• _Extracted data entries_
╔══

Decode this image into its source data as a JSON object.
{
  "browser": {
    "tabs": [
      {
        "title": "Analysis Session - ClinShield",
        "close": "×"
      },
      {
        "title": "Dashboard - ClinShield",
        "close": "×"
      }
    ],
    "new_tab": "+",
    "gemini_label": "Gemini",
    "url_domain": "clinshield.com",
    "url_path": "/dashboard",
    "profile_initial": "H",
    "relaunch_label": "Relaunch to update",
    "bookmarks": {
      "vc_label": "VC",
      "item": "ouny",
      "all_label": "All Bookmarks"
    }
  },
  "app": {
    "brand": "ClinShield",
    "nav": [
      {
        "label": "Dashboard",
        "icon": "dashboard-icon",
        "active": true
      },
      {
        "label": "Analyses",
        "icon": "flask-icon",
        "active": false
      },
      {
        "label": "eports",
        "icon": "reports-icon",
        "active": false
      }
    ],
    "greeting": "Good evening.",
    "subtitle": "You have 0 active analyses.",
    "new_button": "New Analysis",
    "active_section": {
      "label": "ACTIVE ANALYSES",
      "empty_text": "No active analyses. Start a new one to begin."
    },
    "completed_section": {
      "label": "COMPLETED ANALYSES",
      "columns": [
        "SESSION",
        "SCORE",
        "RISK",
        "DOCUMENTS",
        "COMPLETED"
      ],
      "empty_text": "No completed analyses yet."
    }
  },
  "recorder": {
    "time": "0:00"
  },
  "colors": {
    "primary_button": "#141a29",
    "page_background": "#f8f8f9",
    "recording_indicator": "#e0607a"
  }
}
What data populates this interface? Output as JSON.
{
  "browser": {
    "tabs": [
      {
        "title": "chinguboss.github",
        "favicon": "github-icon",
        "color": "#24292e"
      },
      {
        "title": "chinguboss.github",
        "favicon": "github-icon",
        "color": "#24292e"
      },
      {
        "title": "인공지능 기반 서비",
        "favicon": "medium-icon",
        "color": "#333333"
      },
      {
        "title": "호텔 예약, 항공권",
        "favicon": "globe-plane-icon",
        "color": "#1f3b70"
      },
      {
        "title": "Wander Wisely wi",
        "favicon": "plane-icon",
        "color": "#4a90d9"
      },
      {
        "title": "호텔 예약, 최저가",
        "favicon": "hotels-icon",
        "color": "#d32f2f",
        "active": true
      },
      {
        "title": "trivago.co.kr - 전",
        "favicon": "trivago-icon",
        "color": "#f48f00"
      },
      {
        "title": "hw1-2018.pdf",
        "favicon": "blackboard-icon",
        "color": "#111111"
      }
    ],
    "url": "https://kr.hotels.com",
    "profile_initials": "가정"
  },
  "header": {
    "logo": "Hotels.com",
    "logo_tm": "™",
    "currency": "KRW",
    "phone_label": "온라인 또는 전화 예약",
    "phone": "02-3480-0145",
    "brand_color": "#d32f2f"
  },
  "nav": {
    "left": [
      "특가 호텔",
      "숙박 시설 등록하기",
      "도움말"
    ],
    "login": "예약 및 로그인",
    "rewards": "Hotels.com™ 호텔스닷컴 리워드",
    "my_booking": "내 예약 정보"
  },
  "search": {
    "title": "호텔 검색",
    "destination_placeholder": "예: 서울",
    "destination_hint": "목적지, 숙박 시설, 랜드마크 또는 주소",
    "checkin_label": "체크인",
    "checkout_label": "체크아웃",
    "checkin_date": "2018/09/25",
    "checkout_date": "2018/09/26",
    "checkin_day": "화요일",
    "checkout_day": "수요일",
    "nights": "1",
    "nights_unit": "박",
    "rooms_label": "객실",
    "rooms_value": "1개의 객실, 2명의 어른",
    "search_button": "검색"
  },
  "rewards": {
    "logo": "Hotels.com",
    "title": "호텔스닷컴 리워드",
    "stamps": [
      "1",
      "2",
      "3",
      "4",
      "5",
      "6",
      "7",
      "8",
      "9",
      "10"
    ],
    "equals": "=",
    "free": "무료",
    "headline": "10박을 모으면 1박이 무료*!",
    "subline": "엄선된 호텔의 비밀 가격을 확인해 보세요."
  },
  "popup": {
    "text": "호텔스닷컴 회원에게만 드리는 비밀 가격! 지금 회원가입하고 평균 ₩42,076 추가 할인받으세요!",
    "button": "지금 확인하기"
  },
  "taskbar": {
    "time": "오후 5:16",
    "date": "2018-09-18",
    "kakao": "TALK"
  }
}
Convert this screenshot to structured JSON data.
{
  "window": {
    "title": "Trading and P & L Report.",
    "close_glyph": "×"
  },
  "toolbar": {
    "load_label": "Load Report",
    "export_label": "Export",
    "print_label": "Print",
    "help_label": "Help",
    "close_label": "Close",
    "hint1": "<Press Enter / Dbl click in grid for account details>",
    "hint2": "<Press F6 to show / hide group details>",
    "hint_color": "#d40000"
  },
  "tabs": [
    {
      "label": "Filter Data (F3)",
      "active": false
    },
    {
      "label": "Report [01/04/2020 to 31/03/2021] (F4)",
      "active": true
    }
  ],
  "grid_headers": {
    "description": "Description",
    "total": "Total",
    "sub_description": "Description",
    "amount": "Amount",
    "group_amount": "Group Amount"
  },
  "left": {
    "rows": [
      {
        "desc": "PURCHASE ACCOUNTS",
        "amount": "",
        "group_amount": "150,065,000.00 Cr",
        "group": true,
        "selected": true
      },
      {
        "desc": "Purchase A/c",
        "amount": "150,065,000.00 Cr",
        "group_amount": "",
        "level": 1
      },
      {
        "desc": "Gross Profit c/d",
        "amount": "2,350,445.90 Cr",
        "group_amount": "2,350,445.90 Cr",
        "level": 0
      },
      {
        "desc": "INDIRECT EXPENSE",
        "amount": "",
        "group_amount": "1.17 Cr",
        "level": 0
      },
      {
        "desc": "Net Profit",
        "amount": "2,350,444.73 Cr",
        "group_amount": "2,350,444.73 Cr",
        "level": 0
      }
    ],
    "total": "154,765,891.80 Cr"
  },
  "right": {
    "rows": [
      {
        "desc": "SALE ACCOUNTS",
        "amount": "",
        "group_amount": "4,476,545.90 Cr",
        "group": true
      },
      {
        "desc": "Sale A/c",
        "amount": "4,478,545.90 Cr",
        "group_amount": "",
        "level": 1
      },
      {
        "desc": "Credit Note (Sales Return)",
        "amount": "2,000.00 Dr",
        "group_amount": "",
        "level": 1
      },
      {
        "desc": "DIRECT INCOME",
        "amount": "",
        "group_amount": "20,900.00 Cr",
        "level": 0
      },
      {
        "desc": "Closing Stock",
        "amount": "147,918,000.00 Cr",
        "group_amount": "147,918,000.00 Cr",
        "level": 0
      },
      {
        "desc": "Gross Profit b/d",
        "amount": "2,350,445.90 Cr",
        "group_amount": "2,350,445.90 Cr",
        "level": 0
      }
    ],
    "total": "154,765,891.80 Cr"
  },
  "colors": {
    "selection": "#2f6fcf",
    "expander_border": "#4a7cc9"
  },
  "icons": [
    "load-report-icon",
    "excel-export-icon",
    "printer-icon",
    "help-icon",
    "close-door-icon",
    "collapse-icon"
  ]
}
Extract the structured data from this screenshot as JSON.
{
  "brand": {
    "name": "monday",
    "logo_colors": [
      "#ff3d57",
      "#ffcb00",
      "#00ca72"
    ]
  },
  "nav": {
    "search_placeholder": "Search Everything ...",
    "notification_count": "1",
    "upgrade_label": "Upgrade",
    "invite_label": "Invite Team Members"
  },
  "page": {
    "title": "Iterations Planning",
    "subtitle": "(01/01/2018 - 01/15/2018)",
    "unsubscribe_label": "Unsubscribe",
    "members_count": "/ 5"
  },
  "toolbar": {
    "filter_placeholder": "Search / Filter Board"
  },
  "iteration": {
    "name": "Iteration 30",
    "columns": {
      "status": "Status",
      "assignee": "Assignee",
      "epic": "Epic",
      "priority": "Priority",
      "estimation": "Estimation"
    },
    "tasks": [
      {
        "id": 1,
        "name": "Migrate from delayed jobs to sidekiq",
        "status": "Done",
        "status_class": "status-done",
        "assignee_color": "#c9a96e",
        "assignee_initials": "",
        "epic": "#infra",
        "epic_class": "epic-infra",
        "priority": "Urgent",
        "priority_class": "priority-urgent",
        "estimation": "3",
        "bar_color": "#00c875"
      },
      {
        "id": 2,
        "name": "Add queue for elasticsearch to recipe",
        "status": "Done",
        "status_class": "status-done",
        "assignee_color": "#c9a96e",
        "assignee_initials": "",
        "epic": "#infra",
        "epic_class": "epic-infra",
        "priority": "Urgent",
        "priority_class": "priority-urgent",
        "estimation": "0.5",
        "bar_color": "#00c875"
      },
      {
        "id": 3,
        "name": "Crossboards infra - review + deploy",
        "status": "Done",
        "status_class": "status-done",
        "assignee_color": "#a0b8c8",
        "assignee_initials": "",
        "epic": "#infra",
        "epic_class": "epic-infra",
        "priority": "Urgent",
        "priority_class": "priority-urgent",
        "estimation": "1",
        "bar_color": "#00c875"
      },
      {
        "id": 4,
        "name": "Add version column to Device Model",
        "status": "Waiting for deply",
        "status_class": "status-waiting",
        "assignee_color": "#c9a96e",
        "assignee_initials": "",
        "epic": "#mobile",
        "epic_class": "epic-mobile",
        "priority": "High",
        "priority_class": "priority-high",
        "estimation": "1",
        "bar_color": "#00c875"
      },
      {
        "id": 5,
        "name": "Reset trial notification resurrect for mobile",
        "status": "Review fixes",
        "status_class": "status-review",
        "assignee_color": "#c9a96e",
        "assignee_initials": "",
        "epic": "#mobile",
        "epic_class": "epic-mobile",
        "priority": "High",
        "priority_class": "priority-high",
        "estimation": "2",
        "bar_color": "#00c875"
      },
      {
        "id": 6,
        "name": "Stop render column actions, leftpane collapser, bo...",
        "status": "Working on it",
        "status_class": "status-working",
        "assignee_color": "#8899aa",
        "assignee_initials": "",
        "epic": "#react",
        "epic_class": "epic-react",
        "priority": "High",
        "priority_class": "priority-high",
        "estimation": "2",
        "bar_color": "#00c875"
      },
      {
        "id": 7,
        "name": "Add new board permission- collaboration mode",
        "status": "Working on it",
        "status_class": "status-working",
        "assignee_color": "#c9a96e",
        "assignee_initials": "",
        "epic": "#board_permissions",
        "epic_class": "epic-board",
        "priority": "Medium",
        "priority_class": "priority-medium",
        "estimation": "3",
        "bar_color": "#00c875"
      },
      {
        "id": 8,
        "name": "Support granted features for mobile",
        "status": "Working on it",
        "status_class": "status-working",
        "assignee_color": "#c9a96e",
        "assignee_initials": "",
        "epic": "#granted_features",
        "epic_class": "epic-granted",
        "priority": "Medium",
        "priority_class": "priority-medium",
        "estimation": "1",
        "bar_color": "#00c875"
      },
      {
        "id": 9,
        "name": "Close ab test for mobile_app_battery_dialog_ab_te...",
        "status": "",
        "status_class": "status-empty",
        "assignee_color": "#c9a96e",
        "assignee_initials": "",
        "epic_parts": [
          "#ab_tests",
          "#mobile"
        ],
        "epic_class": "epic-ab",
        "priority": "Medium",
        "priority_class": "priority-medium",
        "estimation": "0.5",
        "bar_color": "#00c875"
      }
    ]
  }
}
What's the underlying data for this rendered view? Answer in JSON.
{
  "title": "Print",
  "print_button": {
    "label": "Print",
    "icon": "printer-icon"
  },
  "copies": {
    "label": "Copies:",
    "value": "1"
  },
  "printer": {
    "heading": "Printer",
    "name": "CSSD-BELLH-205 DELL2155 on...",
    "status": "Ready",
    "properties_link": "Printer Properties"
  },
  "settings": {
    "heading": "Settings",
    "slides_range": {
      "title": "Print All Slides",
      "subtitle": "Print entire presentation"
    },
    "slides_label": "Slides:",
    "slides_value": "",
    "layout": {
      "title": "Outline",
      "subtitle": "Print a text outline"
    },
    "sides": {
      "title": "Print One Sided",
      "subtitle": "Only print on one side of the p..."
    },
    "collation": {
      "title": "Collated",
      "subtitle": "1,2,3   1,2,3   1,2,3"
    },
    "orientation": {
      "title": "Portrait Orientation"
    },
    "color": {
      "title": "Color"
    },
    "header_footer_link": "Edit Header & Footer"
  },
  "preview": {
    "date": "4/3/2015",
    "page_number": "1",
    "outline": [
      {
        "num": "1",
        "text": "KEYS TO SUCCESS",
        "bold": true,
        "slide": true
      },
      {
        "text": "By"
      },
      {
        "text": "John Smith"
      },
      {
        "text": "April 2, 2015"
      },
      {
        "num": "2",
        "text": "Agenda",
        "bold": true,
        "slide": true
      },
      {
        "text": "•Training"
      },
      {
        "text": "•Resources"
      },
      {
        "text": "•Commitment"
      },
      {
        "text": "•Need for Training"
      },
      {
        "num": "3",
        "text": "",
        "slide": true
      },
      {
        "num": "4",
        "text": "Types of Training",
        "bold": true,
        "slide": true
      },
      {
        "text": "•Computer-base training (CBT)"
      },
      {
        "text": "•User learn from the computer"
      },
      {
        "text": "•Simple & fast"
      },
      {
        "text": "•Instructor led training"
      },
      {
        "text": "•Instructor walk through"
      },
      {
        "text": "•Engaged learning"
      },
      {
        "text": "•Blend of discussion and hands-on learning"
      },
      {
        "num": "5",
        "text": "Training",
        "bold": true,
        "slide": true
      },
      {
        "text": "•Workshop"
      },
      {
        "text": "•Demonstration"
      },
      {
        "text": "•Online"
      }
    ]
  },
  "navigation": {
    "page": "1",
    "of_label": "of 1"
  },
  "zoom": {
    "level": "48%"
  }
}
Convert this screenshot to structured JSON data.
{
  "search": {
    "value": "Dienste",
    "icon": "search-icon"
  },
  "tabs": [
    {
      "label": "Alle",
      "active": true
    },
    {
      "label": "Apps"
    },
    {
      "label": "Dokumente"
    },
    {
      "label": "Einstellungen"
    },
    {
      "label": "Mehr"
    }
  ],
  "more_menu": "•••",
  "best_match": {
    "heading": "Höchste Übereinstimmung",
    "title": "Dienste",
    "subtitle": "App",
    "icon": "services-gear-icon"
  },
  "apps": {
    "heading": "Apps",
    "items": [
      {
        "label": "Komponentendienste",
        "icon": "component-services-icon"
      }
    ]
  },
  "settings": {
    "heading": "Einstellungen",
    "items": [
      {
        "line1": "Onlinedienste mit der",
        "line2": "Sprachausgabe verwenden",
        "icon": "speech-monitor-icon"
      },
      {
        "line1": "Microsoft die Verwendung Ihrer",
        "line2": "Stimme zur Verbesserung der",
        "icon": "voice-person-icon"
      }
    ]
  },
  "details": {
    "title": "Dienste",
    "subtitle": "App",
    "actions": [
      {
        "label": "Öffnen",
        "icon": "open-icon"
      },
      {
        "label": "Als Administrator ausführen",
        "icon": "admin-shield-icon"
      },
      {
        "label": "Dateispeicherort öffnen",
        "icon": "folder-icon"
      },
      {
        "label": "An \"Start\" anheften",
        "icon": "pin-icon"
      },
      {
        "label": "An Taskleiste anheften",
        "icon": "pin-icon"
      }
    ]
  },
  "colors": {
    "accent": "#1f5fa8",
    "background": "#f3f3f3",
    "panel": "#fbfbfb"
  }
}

╚══

• _Problem to solve_
In the records above, collect each line with "from".

• _Full answer_
Extract the structured data from this screenshot as JSON.
        "name": "Migrate from delayed jobs to sidekiq",
        "text": "•User learn from the computer"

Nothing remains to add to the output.